TASK OBJECTIVE: Type out the records that follow, exactly as given.

MATERIAL SHOWN:

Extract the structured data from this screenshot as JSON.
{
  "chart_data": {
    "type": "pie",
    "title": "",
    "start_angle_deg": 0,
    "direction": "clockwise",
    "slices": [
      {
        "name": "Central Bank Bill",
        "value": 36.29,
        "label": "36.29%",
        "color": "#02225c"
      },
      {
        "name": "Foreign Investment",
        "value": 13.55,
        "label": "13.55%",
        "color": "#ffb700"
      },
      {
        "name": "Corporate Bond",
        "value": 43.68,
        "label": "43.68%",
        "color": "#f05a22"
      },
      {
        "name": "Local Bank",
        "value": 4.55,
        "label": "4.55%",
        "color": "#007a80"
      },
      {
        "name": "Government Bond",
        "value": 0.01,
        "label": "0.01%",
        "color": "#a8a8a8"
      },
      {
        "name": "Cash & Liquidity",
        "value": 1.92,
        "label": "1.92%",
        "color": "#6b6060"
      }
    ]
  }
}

ANSWER TO THIS PROBLEM:
Extract the structured data from this screenshot as JSON.
{
  "chart_data": {
    "type": "pie",
    "title": "",
    "start_angle_deg": 0,
    "direction": "clockwise",
    "slices": [
      {
        "name": "Central Bank Bill",
        "value": 36.29,
        "label": "36.29%",
        "color": "#02225c"
      },
      {
        "name": "Foreign Investment",
        "value": 13.55,
        "label": "13.55%",
        "color": "#ffb700"
      },
      {
        "name": "Corporate Bond",
        "value": 43.68,
        "label": "43.68%",
        "color": "#f05a22"
      },
      {
        "name": "Local Bank",
        "value": 4.55,
        "label": "4.55%",
        "color": "#007a80"
      },
      {
        "name": "Government Bond",
        "value": 0.01,
        "label": "0.01%",
        "color": "#a8a8a8"
      },
      {
        "name": "Cash & Liquidity",
        "value": 1.92,
        "label": "1.92%",
        "color": "#6b6060"
      }
    ]
  }
}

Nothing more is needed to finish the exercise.